##### Dataset excerpts #####

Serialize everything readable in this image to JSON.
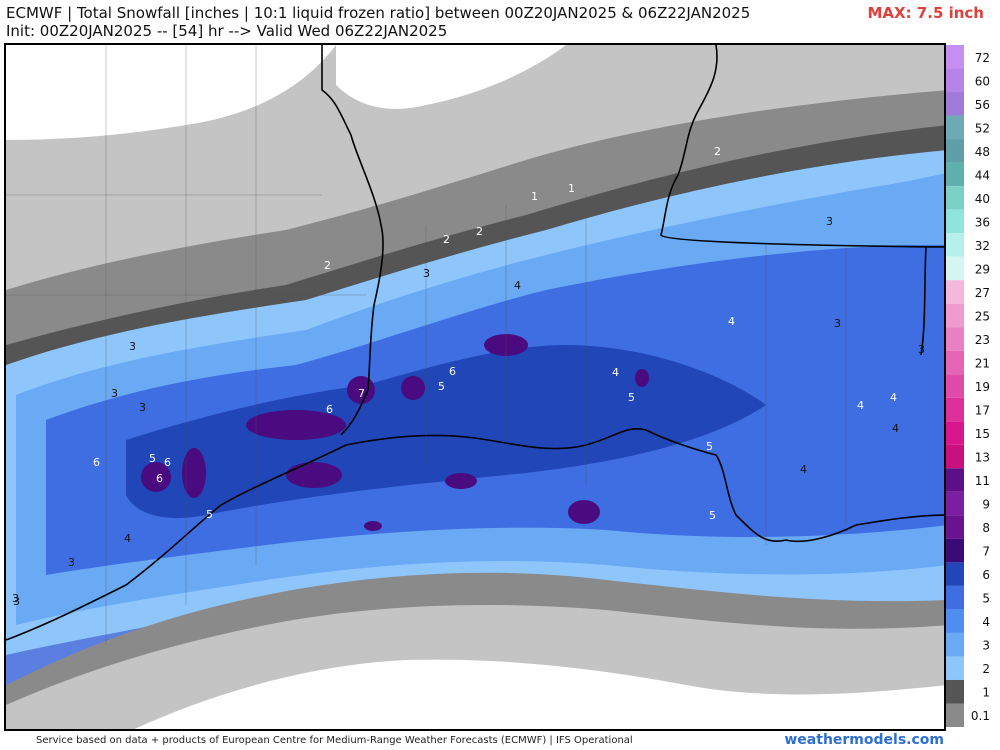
{
  "header": {
    "title_line1": "ECMWF | Total Snowfall [inches | 10:1 liquid frozen ratio] between 00Z20JAN2025 & 06Z22JAN2025",
    "title_line2": "Init: 00Z20JAN2025 -- [54] hr --> Valid Wed 06Z22JAN2025",
    "max_label": "MAX: 7.5 inch"
  },
  "legend": {
    "levels": [
      "72",
      "60",
      "56",
      "52",
      "48",
      "44",
      "40",
      "36",
      "32",
      "29",
      "27",
      "25",
      "23",
      "21",
      "19",
      "17",
      "15",
      "13",
      "11",
      "9",
      "8",
      "7",
      "6",
      "5",
      "4",
      "3",
      "2",
      "1",
      "0.1"
    ],
    "colors": [
      "#c58ef0",
      "#b684e8",
      "#a07ad8",
      "#6fa9b4",
      "#5e9fa8",
      "#5fb1ad",
      "#7bd1c6",
      "#8fe4dc",
      "#b5f0ec",
      "#d3f6f2",
      "#f4b8dd",
      "#ee9bd0",
      "#e880c3",
      "#e465b6",
      "#e04aa8",
      "#dc2f9a",
      "#d8158c",
      "#c8107e",
      "#5c0f86",
      "#7a1fa2",
      "#68138f",
      "#3a0a78",
      "#2146b7",
      "#3f6ee2",
      "#4f8df0",
      "#6aa9f4",
      "#8ec6fb",
      "#555555",
      "#8a8a8a",
      "#c9c9c9"
    ]
  },
  "map": {
    "contour_labels": [
      {
        "text": "2",
        "color": "#ffffff"
      },
      {
        "text": "1",
        "color": "#ffffff"
      },
      {
        "text": "1",
        "color": "#ffffff"
      },
      {
        "text": "2",
        "color": "#ffffff"
      },
      {
        "text": "2",
        "color": "#ffffff"
      },
      {
        "text": "2",
        "color": "#ffffff"
      },
      {
        "text": "3",
        "color": "#111111"
      },
      {
        "text": "3",
        "color": "#111111"
      },
      {
        "text": "4",
        "color": "#111111"
      },
      {
        "text": "4",
        "color": "#ffffff"
      },
      {
        "text": "3",
        "color": "#111111"
      },
      {
        "text": "3",
        "color": "#111111"
      },
      {
        "text": "3",
        "color": "#111111"
      },
      {
        "text": "3",
        "color": "#111111"
      },
      {
        "text": "3",
        "color": "#111111"
      },
      {
        "text": "6",
        "color": "#ffffff"
      },
      {
        "text": "5",
        "color": "#ffffff"
      },
      {
        "text": "7",
        "color": "#ffffff"
      },
      {
        "text": "6",
        "color": "#ffffff"
      },
      {
        "text": "4",
        "color": "#ffffff"
      },
      {
        "text": "5",
        "color": "#ffffff"
      },
      {
        "text": "4",
        "color": "#ffffff"
      },
      {
        "text": "4",
        "color": "#ffffff"
      },
      {
        "text": "4",
        "color": "#111111"
      },
      {
        "text": "5",
        "color": "#ffffff"
      },
      {
        "text": "4",
        "color": "#111111"
      },
      {
        "text": "5",
        "color": "#ffffff"
      },
      {
        "text": "5",
        "color": "#ffffff"
      },
      {
        "text": "6",
        "color": "#ffffff"
      },
      {
        "text": "6",
        "color": "#ffffff"
      },
      {
        "text": "6",
        "color": "#ffffff"
      },
      {
        "text": "5",
        "color": "#ffffff"
      },
      {
        "text": "4",
        "color": "#111111"
      },
      {
        "text": "3",
        "color": "#111111"
      },
      {
        "text": "3",
        "color": "#111111"
      },
      {
        "text": "3",
        "color": "#111111"
      }
    ]
  },
  "footer": {
    "credit": "Service based on data + products of European Centre for Medium-Range Weather Forecasts (ECMWF) | IFS Operational",
    "brand": "weathermodels.com"
  }
}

#####

Take the records above and transcribe them exactly, dropping every picture.

Serialize everything readable in this image to JSON.
{
  "header": {
    "title_line1": "ECMWF | Total Snowfall [inches | 10:1 liquid frozen ratio] between 00Z20JAN2025 & 06Z22JAN2025",
    "title_line2": "Init: 00Z20JAN2025 -- [54] hr --> Valid Wed 06Z22JAN2025",
    "max_label": "MAX: 7.5 inch"
  },
  "legend": {
    "levels": [
      "72",
      "60",
      "56",
      "52",
      "48",
      "44",
      "40",
      "36",
      "32",
      "29",
      "27",
      "25",
      "23",
      "21",
      "19",
      "17",
      "15",
      "13",
      "11",
      "9",
      "8",
      "7",
      "6",
      "5",
      "4",
      "3",
      "2",
      "1",
      "0.1"
    ],
    "colors": [
      "#c58ef0",
      "#b684e8",
      "#a07ad8",
      "#6fa9b4",
      "#5e9fa8",
      "#5fb1ad",
      "#7bd1c6",
      "#8fe4dc",
      "#b5f0ec",
      "#d3f6f2",
      "#f4b8dd",
      "#ee9bd0",
      "#e880c3",
      "#e465b6",
      "#e04aa8",
      "#dc2f9a",
      "#d8158c",
      "#c8107e",
      "#5c0f86",
      "#7a1fa2",
      "#68138f",
      "#3a0a78",
      "#2146b7",
      "#3f6ee2",
      "#4f8df0",
      "#6aa9f4",
      "#8ec6fb",
      "#555555",
      "#8a8a8a",
      "#c9c9c9"
    ]
  },
  "map": {
    "contour_labels": [
      {
        "text": "2",
        "color": "#ffffff"
      },
      {
        "text": "1",
        "color": "#ffffff"
      },
      {
        "text": "1",
        "color": "#ffffff"
      },
      {
        "text": "2",
        "color": "#ffffff"
      },
      {
        "text": "2",
        "color": "#ffffff"
      },
      {
        "text": "2",
        "color": "#ffffff"
      },
      {
        "text": "3",
        "color": "#111111"
      },
      {
        "text": "3",
        "color": "#111111"
      },
      {
        "text": "4",
        "color": "#111111"
      },
      {
        "text": "4",
        "color": "#ffffff"
      },
      {
        "text": "3",
        "color": "#111111"
      },
      {
        "text": "3",
        "color": "#111111"
      },
      {
        "text": "3",
        "color": "#111111"
      },
      {
        "text": "3",
        "color": "#111111"
      },
      {
        "text": "3",
        "color": "#111111"
      },
      {
        "text": "6",
        "color": "#ffffff"
      },
      {
        "text": "5",
        "color": "#ffffff"
      },
      {
        "text": "7",
        "color": "#ffffff"
      },
      {
        "text": "6",
        "color": "#ffffff"
      },
      {
        "text": "4",
        "color": "#ffffff"
      },
      {
        "text": "5",
        "color": "#ffffff"
      },
      {
        "text": "4",
        "color": "#ffffff"
      },
      {
        "text": "4",
        "color": "#ffffff"
      },
      {
        "text": "4",
        "color": "#111111"
      },
      {
        "text": "5",
        "color": "#ffffff"
      },
      {
        "text": "4",
        "color": "#111111"
      },
      {
        "text": "5",
        "color": "#ffffff"
      },
      {
        "text": "5",
        "color": "#ffffff"
      },
      {
        "text": "6",
        "color": "#ffffff"
      },
      {
        "text": "6",
        "color": "#ffffff"
      },
      {
        "text": "6",
        "color": "#ffffff"
      },
      {
        "text": "5",
        "color": "#ffffff"
      },
      {
        "text": "4",
        "color": "#111111"
      },
      {
        "text": "3",
        "color": "#111111"
      },
      {
        "text": "3",
        "color": "#111111"
      },
      {
        "text": "3",
        "color": "#111111"
      }
    ]
  },
  "footer": {
    "credit": "Service based on data + products of European Centre for Medium-Range Weather Forecasts (ECMWF) | IFS Operational",
    "brand": "weathermodels.com"
  }
}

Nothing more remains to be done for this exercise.